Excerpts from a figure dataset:
*** Block opens ***
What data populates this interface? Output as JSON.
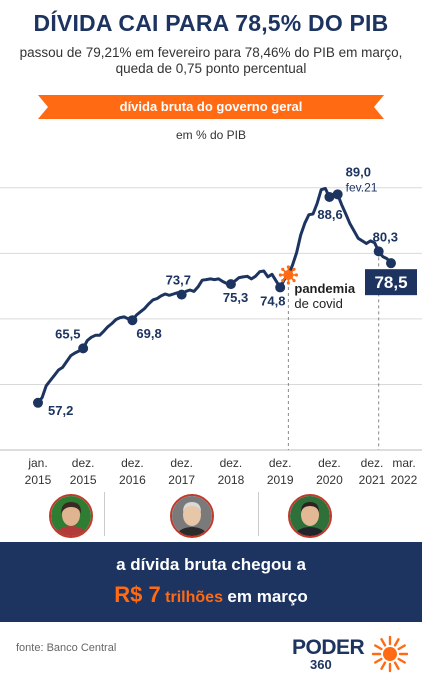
{
  "header": {
    "title": "DÍVIDA CAI PARA 78,5% DO PIB",
    "subtitle_line1": "passou de 79,21% em fevereiro para 78,46% do PIB em março,",
    "subtitle_line2": "queda de 0,75 ponto percentual",
    "ribbon": "dívida bruta do governo geral",
    "unit": "em % do PIB"
  },
  "colors": {
    "navy": "#1d3461",
    "orange": "#ff6a13",
    "grid": "#d9d9d9"
  },
  "chart_data": {
    "type": "line",
    "title": "dívida bruta do governo geral",
    "ylabel": "em % do PIB",
    "ylim": [
      50,
      95
    ],
    "grid": true,
    "x_ticks": [
      {
        "line1": "jan.",
        "line2": "2015",
        "t": 0
      },
      {
        "line1": "dez.",
        "line2": "2015",
        "t": 11
      },
      {
        "line1": "dez.",
        "line2": "2016",
        "t": 23
      },
      {
        "line1": "dez.",
        "line2": "2017",
        "t": 35
      },
      {
        "line1": "dez.",
        "line2": "2018",
        "t": 47
      },
      {
        "line1": "dez.",
        "line2": "2019",
        "t": 59
      },
      {
        "line1": "dez.",
        "line2": "2020",
        "t": 71
      },
      {
        "line1": "dez.",
        "line2": "2021",
        "t": 83
      },
      {
        "line1": "mar.",
        "line2": "2022",
        "t": 86
      }
    ],
    "series": [
      {
        "values": [
          [
            0,
            57.2
          ],
          [
            1,
            58.0
          ],
          [
            2,
            59.8
          ],
          [
            3,
            60.6
          ],
          [
            4,
            61.4
          ],
          [
            5,
            62.2
          ],
          [
            6,
            62.6
          ],
          [
            7,
            63.5
          ],
          [
            8,
            64.4
          ],
          [
            9,
            64.8
          ],
          [
            10,
            65.1
          ],
          [
            11,
            65.5
          ],
          [
            12,
            66.7
          ],
          [
            13,
            67.2
          ],
          [
            14,
            67.5
          ],
          [
            15,
            67.5
          ],
          [
            16,
            68.1
          ],
          [
            17,
            68.8
          ],
          [
            18,
            69.3
          ],
          [
            19,
            69.9
          ],
          [
            20,
            70.2
          ],
          [
            21,
            70.3
          ],
          [
            22,
            70.0
          ],
          [
            23,
            69.8
          ],
          [
            24,
            70.6
          ],
          [
            25,
            71.1
          ],
          [
            26,
            71.6
          ],
          [
            27,
            72.3
          ],
          [
            28,
            72.9
          ],
          [
            29,
            73.1
          ],
          [
            30,
            73.5
          ],
          [
            31,
            73.8
          ],
          [
            32,
            73.6
          ],
          [
            33,
            73.8
          ],
          [
            34,
            74.0
          ],
          [
            35,
            73.7
          ],
          [
            36,
            74.2
          ],
          [
            37,
            74.4
          ],
          [
            38,
            74.2
          ],
          [
            39,
            74.9
          ],
          [
            40,
            75.9
          ],
          [
            41,
            76.0
          ],
          [
            42,
            76.1
          ],
          [
            43,
            76.0
          ],
          [
            44,
            76.1
          ],
          [
            45,
            75.7
          ],
          [
            46,
            75.4
          ],
          [
            47,
            75.3
          ],
          [
            48,
            75.8
          ],
          [
            49,
            76.3
          ],
          [
            50,
            76.4
          ],
          [
            51,
            76.5
          ],
          [
            52,
            76.1
          ],
          [
            53,
            76.5
          ],
          [
            54,
            77.2
          ],
          [
            55,
            77.3
          ],
          [
            56,
            76.4
          ],
          [
            57,
            76.8
          ],
          [
            58,
            75.8
          ],
          [
            59,
            74.8
          ],
          [
            60,
            76.0
          ],
          [
            61,
            76.7
          ],
          [
            62,
            78.2
          ],
          [
            63,
            80.1
          ],
          [
            64,
            82.8
          ],
          [
            65,
            84.6
          ],
          [
            66,
            85.9
          ],
          [
            67,
            86.0
          ],
          [
            68,
            87.6
          ],
          [
            69,
            89.7
          ],
          [
            70,
            89.9
          ],
          [
            71,
            88.6
          ],
          [
            72,
            89.0
          ],
          [
            73,
            89.0
          ],
          [
            74,
            87.4
          ],
          [
            75,
            86.0
          ],
          [
            76,
            84.5
          ],
          [
            77,
            83.4
          ],
          [
            78,
            82.3
          ],
          [
            79,
            81.9
          ],
          [
            80,
            81.5
          ],
          [
            81,
            81.9
          ],
          [
            82,
            81.6
          ],
          [
            83,
            80.3
          ],
          [
            84,
            79.5
          ],
          [
            85,
            79.2
          ],
          [
            86,
            78.5
          ]
        ]
      }
    ],
    "labeled_points": [
      {
        "t": 0,
        "value": 57.2,
        "label": "57,2"
      },
      {
        "t": 11,
        "value": 65.5,
        "label": "65,5"
      },
      {
        "t": 23,
        "value": 69.8,
        "label": "69,8"
      },
      {
        "t": 35,
        "value": 73.7,
        "label": "73,7"
      },
      {
        "t": 47,
        "value": 75.3,
        "label": "75,3"
      },
      {
        "t": 59,
        "value": 74.8,
        "label": "74,8"
      },
      {
        "t": 71,
        "value": 88.6,
        "label": "88,6"
      },
      {
        "t": 73,
        "value": 89.0,
        "label": "89,0",
        "sublabel": "fev.21"
      },
      {
        "t": 83,
        "value": 80.3,
        "label": "80,3"
      },
      {
        "t": 86,
        "value": 78.5,
        "label": "78,5",
        "highlight": true
      }
    ],
    "annotations": [
      {
        "t": 61,
        "line1": "pandemia",
        "line2": "de covid",
        "icon": "virus-icon"
      }
    ],
    "reference_lines_t": [
      61,
      83
    ]
  },
  "presidents": [
    {
      "icon": "president-photo-icon",
      "skin": "#e0b490",
      "hair": "#3a2a22",
      "bg": "#2e7d32"
    },
    {
      "icon": "president-photo-icon",
      "skin": "#e8c6a8",
      "hair": "#d8d8d8",
      "bg": "#7a7a7a"
    },
    {
      "icon": "president-photo-icon",
      "skin": "#e3b894",
      "hair": "#2a2320",
      "bg": "#2f6f3a"
    }
  ],
  "banner": {
    "line1": "a dívida bruta chegou a",
    "amount": "R$ 7",
    "unit": "trilhões",
    "rest": "em março"
  },
  "footer": {
    "source": "fonte: Banco Central",
    "logo_name": "PODER",
    "logo_number": "360"
  }
}
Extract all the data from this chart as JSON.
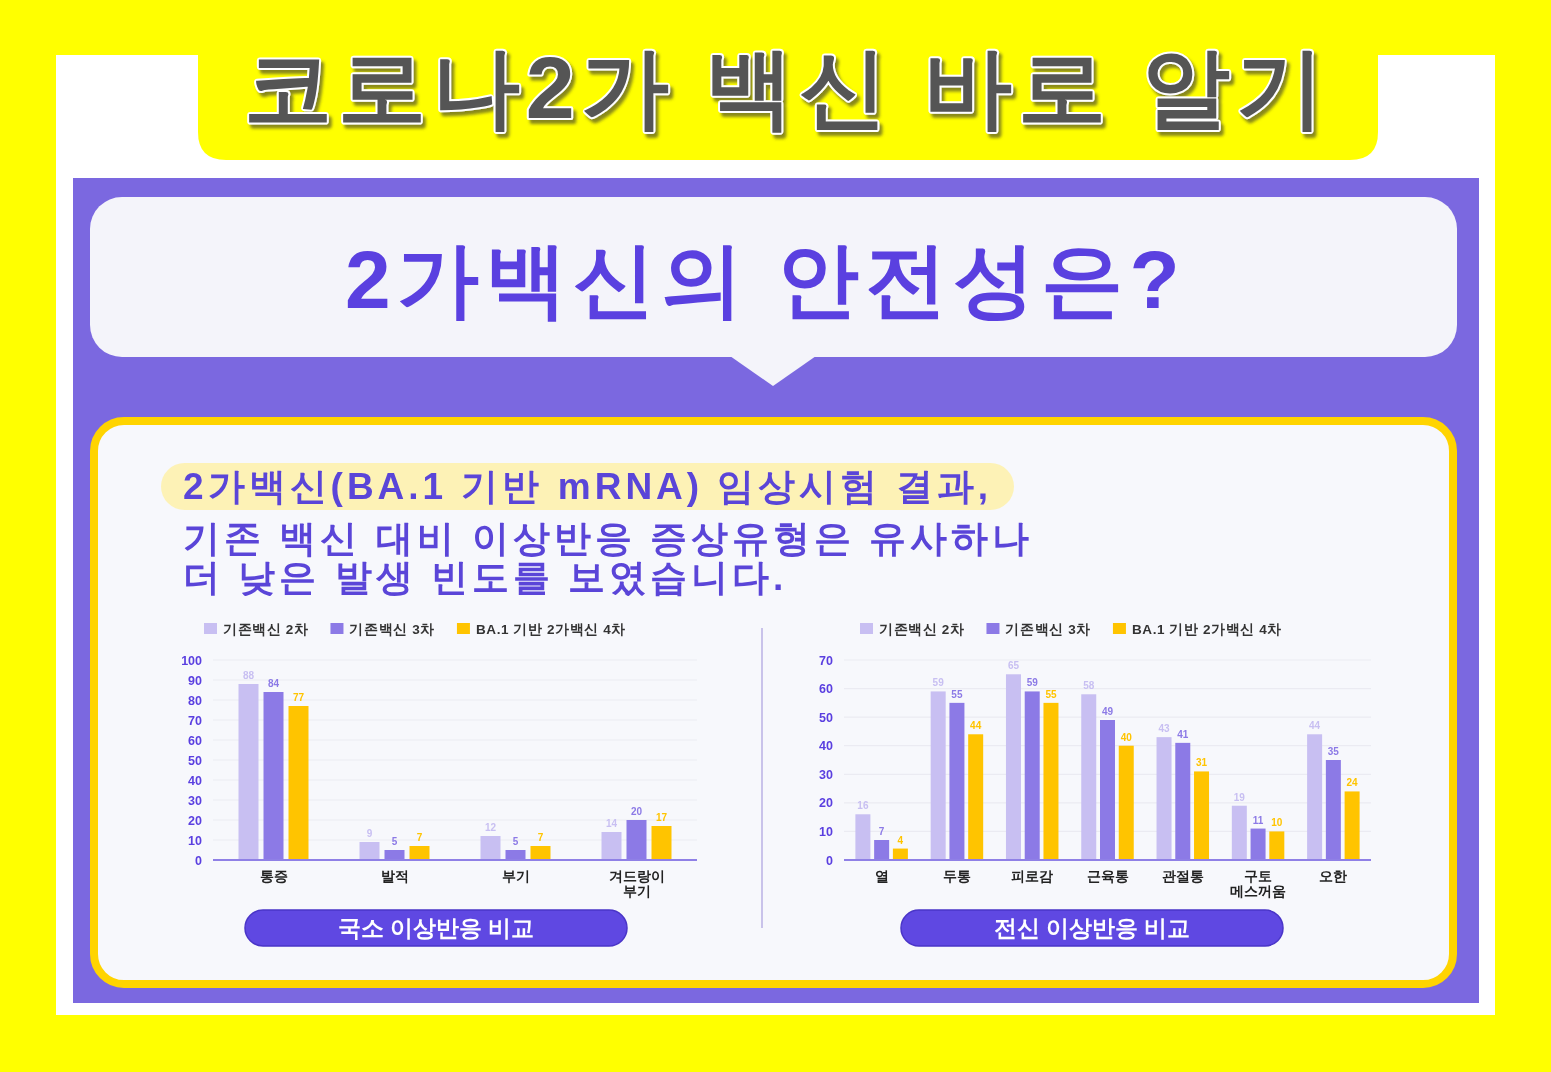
{
  "chart_data": [
    {
      "type": "bar",
      "title": "코로나2가 백신 바로 알기",
      "subtitle": "2가백신의 안전성은?",
      "annotations": [
        "2가백신(BA.1 기반 mRNA) 임상시험 결과,",
        "기존 백신 대비 이상반응 증상유형은 유사하나",
        "더 낮은 발생 빈도를 보였습니다."
      ],
      "xlabel": "국소 이상반응 비교",
      "categories": [
        "통증",
        "발적",
        "부기",
        "겨드랑이\n부기"
      ],
      "series": [
        {
          "name": "기존백신 2차",
          "color": "#c8bff2",
          "values": [
            88,
            9,
            12,
            14
          ]
        },
        {
          "name": "기존백신 3차",
          "color": "#8c7ae6",
          "values": [
            84,
            5,
            5,
            20
          ]
        },
        {
          "name": "BA.1 기반 2가백신 4차",
          "color": "#ffc400",
          "values": [
            77,
            7,
            7,
            17
          ]
        }
      ],
      "ylim": [
        0,
        100
      ],
      "yticks": [
        0,
        10,
        20,
        30,
        40,
        50,
        60,
        70,
        80,
        90,
        100
      ],
      "grid": "y",
      "legend": "top",
      "data_labels": true
    },
    {
      "type": "bar",
      "xlabel": "전신 이상반응 비교",
      "categories": [
        "열",
        "두통",
        "피로감",
        "근육통",
        "관절통",
        "구토\n메스꺼움",
        "오한"
      ],
      "series": [
        {
          "name": "기존백신 2차",
          "color": "#c8bff2",
          "values": [
            16,
            59,
            65,
            58,
            43,
            19,
            44
          ]
        },
        {
          "name": "기존백신 3차",
          "color": "#8c7ae6",
          "values": [
            7,
            55,
            59,
            49,
            41,
            11,
            35
          ]
        },
        {
          "name": "BA.1 기반 2가백신 4차",
          "color": "#ffc400",
          "values": [
            4,
            44,
            55,
            40,
            31,
            10,
            24
          ]
        }
      ],
      "ylim": [
        0,
        70
      ],
      "yticks": [
        0,
        10,
        20,
        30,
        40,
        50,
        60,
        70
      ],
      "grid": "y",
      "legend": "top",
      "data_labels": true
    }
  ]
}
*** Block closes ***
WORK INSTRUCTIONS: Which lines of the data above contain the string "bruta"? Copy each of them.

PROBLEM SOLUTION:
    "ribbon": "dívida bruta do governo geral",
    "title": "dívida bruta do governo geral",
    "line1": "a dívida bruta chegou a",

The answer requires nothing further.